Short task >> Reproduce all entries verbatim, with nothing added or dropped.

Material provided >>
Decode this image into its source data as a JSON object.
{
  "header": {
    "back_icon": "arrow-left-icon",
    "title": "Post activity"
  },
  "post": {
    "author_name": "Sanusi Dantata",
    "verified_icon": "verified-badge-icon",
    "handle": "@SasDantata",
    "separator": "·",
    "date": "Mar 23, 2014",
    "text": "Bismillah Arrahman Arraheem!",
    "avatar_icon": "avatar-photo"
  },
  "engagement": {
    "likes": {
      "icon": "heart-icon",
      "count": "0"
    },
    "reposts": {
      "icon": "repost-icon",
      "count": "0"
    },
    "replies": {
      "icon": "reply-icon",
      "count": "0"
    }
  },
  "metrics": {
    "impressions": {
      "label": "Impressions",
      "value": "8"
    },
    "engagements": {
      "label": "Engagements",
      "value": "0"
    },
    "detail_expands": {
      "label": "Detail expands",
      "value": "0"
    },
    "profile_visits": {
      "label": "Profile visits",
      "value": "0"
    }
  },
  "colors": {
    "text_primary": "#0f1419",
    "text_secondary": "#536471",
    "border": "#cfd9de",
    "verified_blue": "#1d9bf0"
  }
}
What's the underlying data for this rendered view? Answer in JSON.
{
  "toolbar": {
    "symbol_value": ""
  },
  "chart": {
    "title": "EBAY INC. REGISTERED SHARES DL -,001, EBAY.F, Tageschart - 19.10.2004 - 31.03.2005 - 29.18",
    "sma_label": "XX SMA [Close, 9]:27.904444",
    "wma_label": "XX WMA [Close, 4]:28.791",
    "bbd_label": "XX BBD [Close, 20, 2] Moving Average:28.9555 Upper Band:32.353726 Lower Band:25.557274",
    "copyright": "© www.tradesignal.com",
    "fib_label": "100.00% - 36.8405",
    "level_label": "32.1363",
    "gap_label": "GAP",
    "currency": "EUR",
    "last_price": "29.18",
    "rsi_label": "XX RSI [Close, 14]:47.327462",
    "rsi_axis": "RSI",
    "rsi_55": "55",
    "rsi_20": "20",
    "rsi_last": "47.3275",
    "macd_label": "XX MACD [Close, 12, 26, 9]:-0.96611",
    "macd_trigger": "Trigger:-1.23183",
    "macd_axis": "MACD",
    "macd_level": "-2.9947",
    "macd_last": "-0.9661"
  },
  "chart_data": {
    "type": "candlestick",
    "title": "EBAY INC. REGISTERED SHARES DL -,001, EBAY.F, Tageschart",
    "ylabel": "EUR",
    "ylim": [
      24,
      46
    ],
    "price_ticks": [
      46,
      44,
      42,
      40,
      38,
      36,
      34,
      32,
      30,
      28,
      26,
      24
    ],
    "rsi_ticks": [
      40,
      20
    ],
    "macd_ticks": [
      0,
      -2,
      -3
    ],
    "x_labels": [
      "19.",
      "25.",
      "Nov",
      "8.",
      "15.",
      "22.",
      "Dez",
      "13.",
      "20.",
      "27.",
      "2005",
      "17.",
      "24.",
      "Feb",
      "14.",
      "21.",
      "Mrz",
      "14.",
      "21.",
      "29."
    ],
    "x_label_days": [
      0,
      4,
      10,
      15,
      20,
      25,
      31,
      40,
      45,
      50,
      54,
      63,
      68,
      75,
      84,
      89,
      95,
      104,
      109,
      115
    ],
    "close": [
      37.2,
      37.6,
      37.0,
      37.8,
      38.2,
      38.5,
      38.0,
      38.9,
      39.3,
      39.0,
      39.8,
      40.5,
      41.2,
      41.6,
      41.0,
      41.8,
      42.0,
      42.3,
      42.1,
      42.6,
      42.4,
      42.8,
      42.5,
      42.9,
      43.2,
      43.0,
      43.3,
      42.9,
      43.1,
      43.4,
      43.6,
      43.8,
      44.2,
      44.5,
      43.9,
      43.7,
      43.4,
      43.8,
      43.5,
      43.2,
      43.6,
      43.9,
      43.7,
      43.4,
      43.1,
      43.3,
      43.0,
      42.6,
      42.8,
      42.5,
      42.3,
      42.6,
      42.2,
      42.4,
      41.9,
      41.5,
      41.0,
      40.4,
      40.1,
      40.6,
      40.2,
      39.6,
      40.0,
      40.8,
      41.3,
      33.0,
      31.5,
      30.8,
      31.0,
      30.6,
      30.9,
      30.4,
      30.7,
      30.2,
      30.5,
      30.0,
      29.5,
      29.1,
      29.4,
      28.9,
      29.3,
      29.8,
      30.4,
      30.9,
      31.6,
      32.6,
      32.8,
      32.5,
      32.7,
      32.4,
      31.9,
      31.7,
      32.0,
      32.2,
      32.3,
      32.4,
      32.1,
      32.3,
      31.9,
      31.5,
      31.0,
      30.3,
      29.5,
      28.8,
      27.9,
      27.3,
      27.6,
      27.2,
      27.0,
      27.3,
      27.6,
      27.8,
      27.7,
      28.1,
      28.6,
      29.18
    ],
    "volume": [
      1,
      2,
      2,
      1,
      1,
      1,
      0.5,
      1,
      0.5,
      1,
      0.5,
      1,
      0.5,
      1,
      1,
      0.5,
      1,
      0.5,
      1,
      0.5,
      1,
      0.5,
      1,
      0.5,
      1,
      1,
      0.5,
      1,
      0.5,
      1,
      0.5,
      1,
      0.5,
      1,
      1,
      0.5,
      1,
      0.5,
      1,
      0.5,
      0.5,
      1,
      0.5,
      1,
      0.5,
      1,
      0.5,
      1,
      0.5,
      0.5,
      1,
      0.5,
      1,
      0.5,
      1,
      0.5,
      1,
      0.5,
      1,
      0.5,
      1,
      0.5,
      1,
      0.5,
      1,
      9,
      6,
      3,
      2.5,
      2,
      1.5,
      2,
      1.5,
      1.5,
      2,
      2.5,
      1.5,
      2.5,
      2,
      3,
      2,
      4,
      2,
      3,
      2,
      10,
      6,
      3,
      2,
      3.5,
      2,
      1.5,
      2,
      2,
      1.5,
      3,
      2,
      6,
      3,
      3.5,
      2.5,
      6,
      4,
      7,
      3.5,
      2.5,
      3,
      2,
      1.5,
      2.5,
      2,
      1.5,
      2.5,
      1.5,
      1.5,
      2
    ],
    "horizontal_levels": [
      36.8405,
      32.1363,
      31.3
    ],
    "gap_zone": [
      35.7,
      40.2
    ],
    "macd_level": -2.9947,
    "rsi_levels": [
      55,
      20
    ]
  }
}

Solution >>
Decode this image into its source data as a JSON object.
{
  "header": {
    "back_icon": "arrow-left-icon",
    "title": "Post activity"
  },
  "post": {
    "author_name": "Sanusi Dantata",
    "verified_icon": "verified-badge-icon",
    "handle": "@SasDantata",
    "separator": "·",
    "date": "Mar 23, 2014",
    "text": "Bismillah Arrahman Arraheem!",
    "avatar_icon": "avatar-photo"
  },
  "engagement": {
    "likes": {
      "icon": "heart-icon",
      "count": "0"
    },
    "reposts": {
      "icon": "repost-icon",
      "count": "0"
    },
    "replies": {
      "icon": "reply-icon",
      "count": "0"
    }
  },
  "metrics": {
    "impressions": {
      "label": "Impressions",
      "value": "8"
    },
    "engagements": {
      "label": "Engagements",
      "value": "0"
    },
    "detail_expands": {
      "label": "Detail expands",
      "value": "0"
    },
    "profile_visits": {
      "label": "Profile visits",
      "value": "0"
    }
  },
  "colors": {
    "text_primary": "#0f1419",
    "text_secondary": "#536471",
    "border": "#cfd9de",
    "verified_blue": "#1d9bf0"
  }
}
What's the underlying data for this rendered view? Answer in JSON.
{
  "toolbar": {
    "symbol_value": ""
  },
  "chart": {
    "title": "EBAY INC. REGISTERED SHARES DL -,001, EBAY.F, Tageschart - 19.10.2004 - 31.03.2005 - 29.18",
    "sma_label": "XX SMA [Close, 9]:27.904444",
    "wma_label": "XX WMA [Close, 4]:28.791",
    "bbd_label": "XX BBD [Close, 20, 2] Moving Average:28.9555 Upper Band:32.353726 Lower Band:25.557274",
    "copyright": "© www.tradesignal.com",
    "fib_label": "100.00% - 36.8405",
    "level_label": "32.1363",
    "gap_label": "GAP",
    "currency": "EUR",
    "last_price": "29.18",
    "rsi_label": "XX RSI [Close, 14]:47.327462",
    "rsi_axis": "RSI",
    "rsi_55": "55",
    "rsi_20": "20",
    "rsi_last": "47.3275",
    "macd_label": "XX MACD [Close, 12, 26, 9]:-0.96611",
    "macd_trigger": "Trigger:-1.23183",
    "macd_axis": "MACD",
    "macd_level": "-2.9947",
    "macd_last": "-0.9661"
  },
  "chart_data": {
    "type": "candlestick",
    "title": "EBAY INC. REGISTERED SHARES DL -,001, EBAY.F, Tageschart",
    "ylabel": "EUR",
    "ylim": [
      24,
      46
    ],
    "price_ticks": [
      46,
      44,
      42,
      40,
      38,
      36,
      34,
      32,
      30,
      28,
      26,
      24
    ],
    "rsi_ticks": [
      40,
      20
    ],
    "macd_ticks": [
      0,
      -2,
      -3
    ],
    "x_labels": [
      "19.",
      "25.",
      "Nov",
      "8.",
      "15.",
      "22.",
      "Dez",
      "13.",
      "20.",
      "27.",
      "2005",
      "17.",
      "24.",
      "Feb",
      "14.",
      "21.",
      "Mrz",
      "14.",
      "21.",
      "29."
    ],
    "x_label_days": [
      0,
      4,
      10,
      15,
      20,
      25,
      31,
      40,
      45,
      50,
      54,
      63,
      68,
      75,
      84,
      89,
      95,
      104,
      109,
      115
    ],
    "close": [
      37.2,
      37.6,
      37.0,
      37.8,
      38.2,
      38.5,
      38.0,
      38.9,
      39.3,
      39.0,
      39.8,
      40.5,
      41.2,
      41.6,
      41.0,
      41.8,
      42.0,
      42.3,
      42.1,
      42.6,
      42.4,
      42.8,
      42.5,
      42.9,
      43.2,
      43.0,
      43.3,
      42.9,
      43.1,
      43.4,
      43.6,
      43.8,
      44.2,
      44.5,
      43.9,
      43.7,
      43.4,
      43.8,
      43.5,
      43.2,
      43.6,
      43.9,
      43.7,
      43.4,
      43.1,
      43.3,
      43.0,
      42.6,
      42.8,
      42.5,
      42.3,
      42.6,
      42.2,
      42.4,
      41.9,
      41.5,
      41.0,
      40.4,
      40.1,
      40.6,
      40.2,
      39.6,
      40.0,
      40.8,
      41.3,
      33.0,
      31.5,
      30.8,
      31.0,
      30.6,
      30.9,
      30.4,
      30.7,
      30.2,
      30.5,
      30.0,
      29.5,
      29.1,
      29.4,
      28.9,
      29.3,
      29.8,
      30.4,
      30.9,
      31.6,
      32.6,
      32.8,
      32.5,
      32.7,
      32.4,
      31.9,
      31.7,
      32.0,
      32.2,
      32.3,
      32.4,
      32.1,
      32.3,
      31.9,
      31.5,
      31.0,
      30.3,
      29.5,
      28.8,
      27.9,
      27.3,
      27.6,
      27.2,
      27.0,
      27.3,
      27.6,
      27.8,
      27.7,
      28.1,
      28.6,
      29.18
    ],
    "volume": [
      1,
      2,
      2,
      1,
      1,
      1,
      0.5,
      1,
      0.5,
      1,
      0.5,
      1,
      0.5,
      1,
      1,
      0.5,
      1,
      0.5,
      1,
      0.5,
      1,
      0.5,
      1,
      0.5,
      1,
      1,
      0.5,
      1,
      0.5,
      1,
      0.5,
      1,
      0.5,
      1,
      1,
      0.5,
      1,
      0.5,
      1,
      0.5,
      0.5,
      1,
      0.5,
      1,
      0.5,
      1,
      0.5,
      1,
      0.5,
      0.5,
      1,
      0.5,
      1,
      0.5,
      1,
      0.5,
      1,
      0.5,
      1,
      0.5,
      1,
      0.5,
      1,
      0.5,
      1,
      9,
      6,
      3,
      2.5,
      2,
      1.5,
      2,
      1.5,
      1.5,
      2,
      2.5,
      1.5,
      2.5,
      2,
      3,
      2,
      4,
      2,
      3,
      2,
      10,
      6,
      3,
      2,
      3.5,
      2,
      1.5,
      2,
      2,
      1.5,
      3,
      2,
      6,
      3,
      3.5,
      2.5,
      6,
      4,
      7,
      3.5,
      2.5,
      3,
      2,
      1.5,
      2.5,
      2,
      1.5,
      2.5,
      1.5,
      1.5,
      2
    ],
    "horizontal_levels": [
      36.8405,
      32.1363,
      31.3
    ],
    "gap_zone": [
      35.7,
      40.2
    ],
    "macd_level": -2.9947,
    "rsi_levels": [
      55,
      20
    ]
  }
}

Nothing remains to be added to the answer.